*TASK DETAILS:*
Set down exactly the lines from the one containing "What data populates" through the end of the records below, both included, and nothing else.

*RAW RECORDS:*
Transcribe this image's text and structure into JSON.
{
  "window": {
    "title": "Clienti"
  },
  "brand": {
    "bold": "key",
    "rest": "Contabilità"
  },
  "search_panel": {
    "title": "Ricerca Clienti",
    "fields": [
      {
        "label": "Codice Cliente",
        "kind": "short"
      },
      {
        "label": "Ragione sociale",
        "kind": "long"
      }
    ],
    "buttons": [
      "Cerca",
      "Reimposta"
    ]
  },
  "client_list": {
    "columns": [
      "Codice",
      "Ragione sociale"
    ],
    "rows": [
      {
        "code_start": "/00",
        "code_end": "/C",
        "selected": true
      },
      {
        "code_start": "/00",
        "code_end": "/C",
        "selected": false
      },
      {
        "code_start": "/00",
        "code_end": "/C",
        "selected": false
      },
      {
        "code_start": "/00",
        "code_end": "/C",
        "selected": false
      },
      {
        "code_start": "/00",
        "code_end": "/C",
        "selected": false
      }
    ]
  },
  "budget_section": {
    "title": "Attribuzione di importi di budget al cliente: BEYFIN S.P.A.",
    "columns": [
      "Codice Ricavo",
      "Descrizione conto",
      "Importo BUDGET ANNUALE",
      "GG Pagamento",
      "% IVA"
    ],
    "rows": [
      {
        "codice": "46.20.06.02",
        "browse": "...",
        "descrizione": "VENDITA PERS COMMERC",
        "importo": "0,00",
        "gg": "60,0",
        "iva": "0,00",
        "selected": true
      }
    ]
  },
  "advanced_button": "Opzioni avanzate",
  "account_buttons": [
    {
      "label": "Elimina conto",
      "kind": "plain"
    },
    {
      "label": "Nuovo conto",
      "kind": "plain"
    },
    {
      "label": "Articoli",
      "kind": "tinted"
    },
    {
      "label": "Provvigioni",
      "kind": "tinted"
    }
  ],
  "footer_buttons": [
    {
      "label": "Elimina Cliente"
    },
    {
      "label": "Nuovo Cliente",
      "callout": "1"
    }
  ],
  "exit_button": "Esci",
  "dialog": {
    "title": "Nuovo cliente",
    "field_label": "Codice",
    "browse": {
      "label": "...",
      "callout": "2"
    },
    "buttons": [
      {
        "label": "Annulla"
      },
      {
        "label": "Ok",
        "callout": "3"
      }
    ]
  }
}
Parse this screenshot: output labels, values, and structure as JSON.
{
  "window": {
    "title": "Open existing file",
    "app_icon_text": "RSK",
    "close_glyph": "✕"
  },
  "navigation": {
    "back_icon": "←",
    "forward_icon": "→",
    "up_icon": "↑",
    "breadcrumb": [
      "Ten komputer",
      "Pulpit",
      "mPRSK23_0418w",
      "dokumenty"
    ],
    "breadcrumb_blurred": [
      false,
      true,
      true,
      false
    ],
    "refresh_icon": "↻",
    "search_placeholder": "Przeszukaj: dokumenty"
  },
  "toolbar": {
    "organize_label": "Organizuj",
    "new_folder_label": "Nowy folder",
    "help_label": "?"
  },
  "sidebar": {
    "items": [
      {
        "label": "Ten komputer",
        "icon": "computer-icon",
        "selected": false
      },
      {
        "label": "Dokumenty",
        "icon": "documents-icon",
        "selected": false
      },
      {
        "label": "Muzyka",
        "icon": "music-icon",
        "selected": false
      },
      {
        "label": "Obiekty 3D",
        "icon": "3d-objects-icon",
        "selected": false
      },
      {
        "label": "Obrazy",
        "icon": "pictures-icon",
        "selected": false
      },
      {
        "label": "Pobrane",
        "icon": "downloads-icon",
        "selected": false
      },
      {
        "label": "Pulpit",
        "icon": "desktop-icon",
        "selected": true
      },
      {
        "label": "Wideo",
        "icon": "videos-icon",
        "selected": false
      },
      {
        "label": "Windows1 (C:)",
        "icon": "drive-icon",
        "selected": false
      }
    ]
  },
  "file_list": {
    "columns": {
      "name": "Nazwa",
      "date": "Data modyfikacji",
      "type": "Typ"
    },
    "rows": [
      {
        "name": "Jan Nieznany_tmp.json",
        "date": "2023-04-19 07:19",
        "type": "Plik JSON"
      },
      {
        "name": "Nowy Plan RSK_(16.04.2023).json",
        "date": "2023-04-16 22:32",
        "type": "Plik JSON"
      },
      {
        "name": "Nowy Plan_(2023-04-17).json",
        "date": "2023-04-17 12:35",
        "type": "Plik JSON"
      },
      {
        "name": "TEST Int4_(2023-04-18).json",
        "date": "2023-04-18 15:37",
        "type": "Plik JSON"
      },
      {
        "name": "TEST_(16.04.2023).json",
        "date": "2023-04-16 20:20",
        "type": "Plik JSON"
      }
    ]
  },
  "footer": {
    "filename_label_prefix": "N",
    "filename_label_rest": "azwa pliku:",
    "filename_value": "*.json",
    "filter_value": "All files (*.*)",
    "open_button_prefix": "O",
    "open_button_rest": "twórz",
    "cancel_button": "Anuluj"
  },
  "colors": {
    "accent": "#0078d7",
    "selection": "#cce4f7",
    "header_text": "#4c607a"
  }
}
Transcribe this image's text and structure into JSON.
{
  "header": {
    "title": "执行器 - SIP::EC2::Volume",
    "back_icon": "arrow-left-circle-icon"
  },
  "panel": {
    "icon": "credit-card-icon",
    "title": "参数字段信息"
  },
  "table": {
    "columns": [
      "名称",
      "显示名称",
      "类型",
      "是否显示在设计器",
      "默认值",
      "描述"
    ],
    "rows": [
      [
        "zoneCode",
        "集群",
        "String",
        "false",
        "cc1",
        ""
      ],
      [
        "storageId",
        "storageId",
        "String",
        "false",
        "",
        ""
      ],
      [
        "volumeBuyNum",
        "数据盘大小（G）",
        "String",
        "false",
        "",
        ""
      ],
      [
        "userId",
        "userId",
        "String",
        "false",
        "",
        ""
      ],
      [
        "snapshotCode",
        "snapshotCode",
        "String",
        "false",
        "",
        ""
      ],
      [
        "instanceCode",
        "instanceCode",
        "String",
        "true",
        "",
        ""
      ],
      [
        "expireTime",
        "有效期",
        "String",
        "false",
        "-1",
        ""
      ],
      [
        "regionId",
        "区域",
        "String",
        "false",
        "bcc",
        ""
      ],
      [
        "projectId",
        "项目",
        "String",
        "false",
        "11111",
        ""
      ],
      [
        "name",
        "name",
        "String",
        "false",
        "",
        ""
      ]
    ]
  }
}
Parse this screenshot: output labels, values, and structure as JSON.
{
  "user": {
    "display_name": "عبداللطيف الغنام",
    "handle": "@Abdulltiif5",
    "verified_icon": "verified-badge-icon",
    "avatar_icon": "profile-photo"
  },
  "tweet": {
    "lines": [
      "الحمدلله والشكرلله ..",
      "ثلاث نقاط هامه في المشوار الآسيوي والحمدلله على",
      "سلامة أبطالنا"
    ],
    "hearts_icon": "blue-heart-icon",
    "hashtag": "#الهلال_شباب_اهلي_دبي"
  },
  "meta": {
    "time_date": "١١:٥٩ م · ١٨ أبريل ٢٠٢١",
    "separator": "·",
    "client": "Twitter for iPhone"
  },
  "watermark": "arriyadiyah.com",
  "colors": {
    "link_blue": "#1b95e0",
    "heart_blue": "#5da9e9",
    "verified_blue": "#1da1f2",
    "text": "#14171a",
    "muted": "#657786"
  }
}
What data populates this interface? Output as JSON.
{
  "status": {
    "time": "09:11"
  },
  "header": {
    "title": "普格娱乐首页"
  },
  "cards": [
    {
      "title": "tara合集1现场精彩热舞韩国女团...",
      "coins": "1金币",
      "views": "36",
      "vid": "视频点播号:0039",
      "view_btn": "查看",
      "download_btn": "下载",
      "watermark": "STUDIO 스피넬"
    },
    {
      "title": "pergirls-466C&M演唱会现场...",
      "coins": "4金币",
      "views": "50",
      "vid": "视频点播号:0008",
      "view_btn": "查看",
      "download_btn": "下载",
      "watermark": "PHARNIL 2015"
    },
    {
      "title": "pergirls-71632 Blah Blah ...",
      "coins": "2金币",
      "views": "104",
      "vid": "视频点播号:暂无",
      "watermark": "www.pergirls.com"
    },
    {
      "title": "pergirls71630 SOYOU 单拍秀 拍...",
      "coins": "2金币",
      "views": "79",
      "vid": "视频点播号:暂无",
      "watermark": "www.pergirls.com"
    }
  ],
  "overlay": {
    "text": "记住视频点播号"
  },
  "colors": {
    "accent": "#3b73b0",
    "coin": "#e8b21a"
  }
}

*RESPONSE:*
What data populates this interface? Output as JSON.
{
  "status": {
    "time": "09:11"
  },
  "header": {
    "title": "普格娱乐首页"
  },
  "cards": [
    {
      "title": "tara合集1现场精彩热舞韩国女团...",
      "coins": "1金币",
      "views": "36",
      "vid": "视频点播号:0039",
      "view_btn": "查看",
      "download_btn": "下载",
      "watermark": "STUDIO 스피넬"
    },
    {
      "title": "pergirls-466C&M演唱会现场...",
      "coins": "4金币",
      "views": "50",
      "vid": "视频点播号:0008",
      "view_btn": "查看",
      "download_btn": "下载",
      "watermark": "PHARNIL 2015"
    },
    {
      "title": "pergirls-71632 Blah Blah ...",
      "coins": "2金币",
      "views": "104",
      "vid": "视频点播号:暂无",
      "watermark": "www.pergirls.com"
    },
    {
      "title": "pergirls71630 SOYOU 单拍秀 拍...",
      "coins": "2金币",
      "views": "79",
      "vid": "视频点播号:暂无",
      "watermark": "www.pergirls.com"
    }
  ],
  "overlay": {
    "text": "记住视频点播号"
  },
  "colors": {
    "accent": "#3b73b0",
    "coin": "#e8b21a"
  }
}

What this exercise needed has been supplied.